> Task A:
In the text on divine foreknowledge, translate this sentence into Spanish: "He could know the precise outcome of the formation of the universe even before it started."
> Task B:
In the text on divine foreknowledge, what follows if He is not limited by time?
> Task C:
Reproduce word for word the part of the text on divine foreknowledge that opens with "The consequence of" and closes with "it ever does.".

> Page excerpt:
──────────────────────────────

This is a truly remarkable passage, essentially saying that everything that would eventually occur was known by god at the time of creation, although to us it may seem like we have random events.

He had foreshadowed this extraordinary claim in an earlier part of the book (p. 113, 114) where he laid out his claims step-by-step.

  • If God exists, he is supernatural
  • If He is supernatural, then He is not limited by natural laws.
  • If He is not limited by natural laws, there is no reason He should be limited by time.
  • If He is not limited by time, then he is in the past, the present, and the future.

The consequence of those conclusions would include:

  • He could exist before the Big Bang and He could exist after the universe fades away, if it ever does.
  • He could know the precise outcome of the formation of the universe even before it started.
  • He could have foreknowledge of a planet near the outer rim of an average spiral galaxy that would have just the right characteristics to allow life.

──────────────────────────────

> Data provided:
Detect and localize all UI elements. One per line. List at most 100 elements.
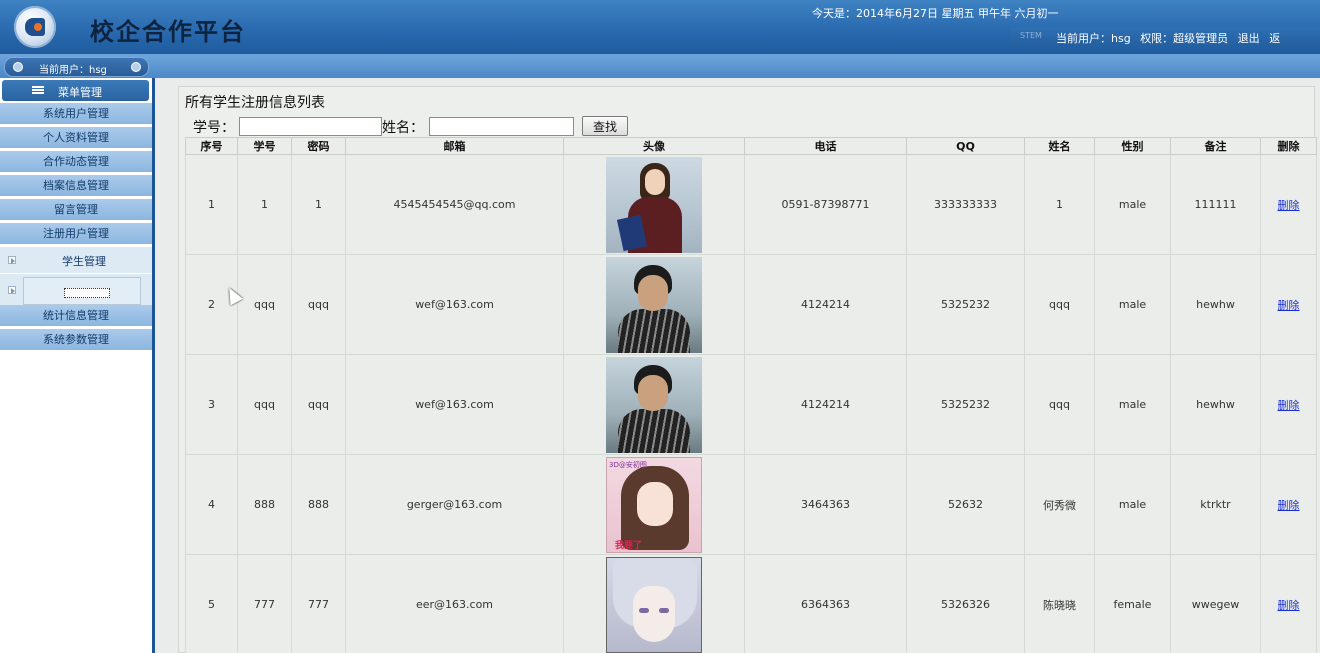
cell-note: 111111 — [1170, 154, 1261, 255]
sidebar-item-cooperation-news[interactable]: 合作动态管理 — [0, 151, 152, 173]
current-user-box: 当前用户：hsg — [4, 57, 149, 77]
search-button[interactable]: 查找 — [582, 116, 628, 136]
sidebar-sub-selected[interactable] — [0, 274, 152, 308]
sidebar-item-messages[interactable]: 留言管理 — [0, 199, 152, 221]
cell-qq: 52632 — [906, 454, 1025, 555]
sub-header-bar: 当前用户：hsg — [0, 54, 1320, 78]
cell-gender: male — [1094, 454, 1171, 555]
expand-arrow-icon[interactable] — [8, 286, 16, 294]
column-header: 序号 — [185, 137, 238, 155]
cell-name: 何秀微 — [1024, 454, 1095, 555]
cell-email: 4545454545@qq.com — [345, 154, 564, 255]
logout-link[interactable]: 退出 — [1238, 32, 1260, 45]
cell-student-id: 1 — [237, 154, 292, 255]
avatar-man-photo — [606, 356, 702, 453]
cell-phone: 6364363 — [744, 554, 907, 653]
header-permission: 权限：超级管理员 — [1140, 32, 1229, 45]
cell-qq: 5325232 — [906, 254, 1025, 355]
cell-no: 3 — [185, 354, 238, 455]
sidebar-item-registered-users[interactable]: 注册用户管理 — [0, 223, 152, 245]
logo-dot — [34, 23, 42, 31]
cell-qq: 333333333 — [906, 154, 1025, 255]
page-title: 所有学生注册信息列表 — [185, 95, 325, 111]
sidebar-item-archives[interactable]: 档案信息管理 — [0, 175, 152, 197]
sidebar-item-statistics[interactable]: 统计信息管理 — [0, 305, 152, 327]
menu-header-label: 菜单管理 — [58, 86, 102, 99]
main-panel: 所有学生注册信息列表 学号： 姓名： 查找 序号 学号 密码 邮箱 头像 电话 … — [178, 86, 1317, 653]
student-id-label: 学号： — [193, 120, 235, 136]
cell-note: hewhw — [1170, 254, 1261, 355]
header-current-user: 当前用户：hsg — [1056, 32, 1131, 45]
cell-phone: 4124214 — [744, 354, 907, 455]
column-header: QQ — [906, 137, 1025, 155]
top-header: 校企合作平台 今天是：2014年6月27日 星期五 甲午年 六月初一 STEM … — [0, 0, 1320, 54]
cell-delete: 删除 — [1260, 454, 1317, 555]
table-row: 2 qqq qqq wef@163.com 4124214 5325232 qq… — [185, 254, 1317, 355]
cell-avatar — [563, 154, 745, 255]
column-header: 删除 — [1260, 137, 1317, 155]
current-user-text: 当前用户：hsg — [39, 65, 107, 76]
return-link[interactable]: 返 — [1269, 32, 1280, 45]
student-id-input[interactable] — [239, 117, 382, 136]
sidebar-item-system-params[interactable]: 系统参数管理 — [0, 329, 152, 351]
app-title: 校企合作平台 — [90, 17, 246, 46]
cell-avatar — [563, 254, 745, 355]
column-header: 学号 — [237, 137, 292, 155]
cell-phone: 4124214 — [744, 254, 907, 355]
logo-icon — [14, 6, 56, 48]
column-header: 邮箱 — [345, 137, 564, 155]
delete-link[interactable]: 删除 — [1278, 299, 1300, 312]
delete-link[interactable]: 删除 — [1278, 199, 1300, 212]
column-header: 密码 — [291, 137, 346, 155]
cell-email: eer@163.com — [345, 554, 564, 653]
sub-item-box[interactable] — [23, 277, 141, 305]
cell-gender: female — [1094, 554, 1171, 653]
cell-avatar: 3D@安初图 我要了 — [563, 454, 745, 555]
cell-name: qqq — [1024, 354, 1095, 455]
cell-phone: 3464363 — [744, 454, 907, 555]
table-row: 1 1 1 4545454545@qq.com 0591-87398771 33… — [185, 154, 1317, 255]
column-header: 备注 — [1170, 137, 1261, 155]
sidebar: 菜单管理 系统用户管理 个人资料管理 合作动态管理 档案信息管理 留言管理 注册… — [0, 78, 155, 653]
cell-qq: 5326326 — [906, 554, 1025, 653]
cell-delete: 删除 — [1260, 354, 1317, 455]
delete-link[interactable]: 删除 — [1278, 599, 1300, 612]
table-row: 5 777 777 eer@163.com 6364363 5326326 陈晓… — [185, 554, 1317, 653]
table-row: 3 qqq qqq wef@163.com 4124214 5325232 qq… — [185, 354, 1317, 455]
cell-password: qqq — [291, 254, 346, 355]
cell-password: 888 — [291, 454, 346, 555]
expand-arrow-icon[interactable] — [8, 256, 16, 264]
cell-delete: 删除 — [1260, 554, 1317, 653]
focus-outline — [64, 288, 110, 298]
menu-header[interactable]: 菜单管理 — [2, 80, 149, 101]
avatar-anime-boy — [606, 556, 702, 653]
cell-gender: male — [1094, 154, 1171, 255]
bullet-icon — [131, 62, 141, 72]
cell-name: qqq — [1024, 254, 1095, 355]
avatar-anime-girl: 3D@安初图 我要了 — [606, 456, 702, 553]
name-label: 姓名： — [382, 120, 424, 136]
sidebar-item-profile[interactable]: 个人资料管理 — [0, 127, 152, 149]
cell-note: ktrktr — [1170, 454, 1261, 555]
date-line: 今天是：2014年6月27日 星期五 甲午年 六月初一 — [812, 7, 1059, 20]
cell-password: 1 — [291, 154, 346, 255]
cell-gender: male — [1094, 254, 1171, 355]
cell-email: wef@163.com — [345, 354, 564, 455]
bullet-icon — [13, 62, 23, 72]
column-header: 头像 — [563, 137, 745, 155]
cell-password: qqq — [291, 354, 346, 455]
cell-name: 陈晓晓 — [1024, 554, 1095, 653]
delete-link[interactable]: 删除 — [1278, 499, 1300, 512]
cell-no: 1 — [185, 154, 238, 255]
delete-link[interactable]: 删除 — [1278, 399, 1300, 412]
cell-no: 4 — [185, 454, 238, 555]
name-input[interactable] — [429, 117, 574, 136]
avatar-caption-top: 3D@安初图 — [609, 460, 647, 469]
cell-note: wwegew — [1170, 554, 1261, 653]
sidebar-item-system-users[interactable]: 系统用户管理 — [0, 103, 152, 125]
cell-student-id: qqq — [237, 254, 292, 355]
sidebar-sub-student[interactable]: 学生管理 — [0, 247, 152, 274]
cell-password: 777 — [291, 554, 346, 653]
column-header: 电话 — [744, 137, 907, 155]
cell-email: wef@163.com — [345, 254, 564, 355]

──────────────────────────────

> Worked answer A:
Él podría conocer el resultado preciso de la formación del universo incluso antes de que comenzara.

> Worked answer B:
He is in the past, the present, and the future.

> Worked answer C:
The consequence of those conclusions would include:

  • He could exist before the Big Bang and He could exist after the universe fades away, if it ever does.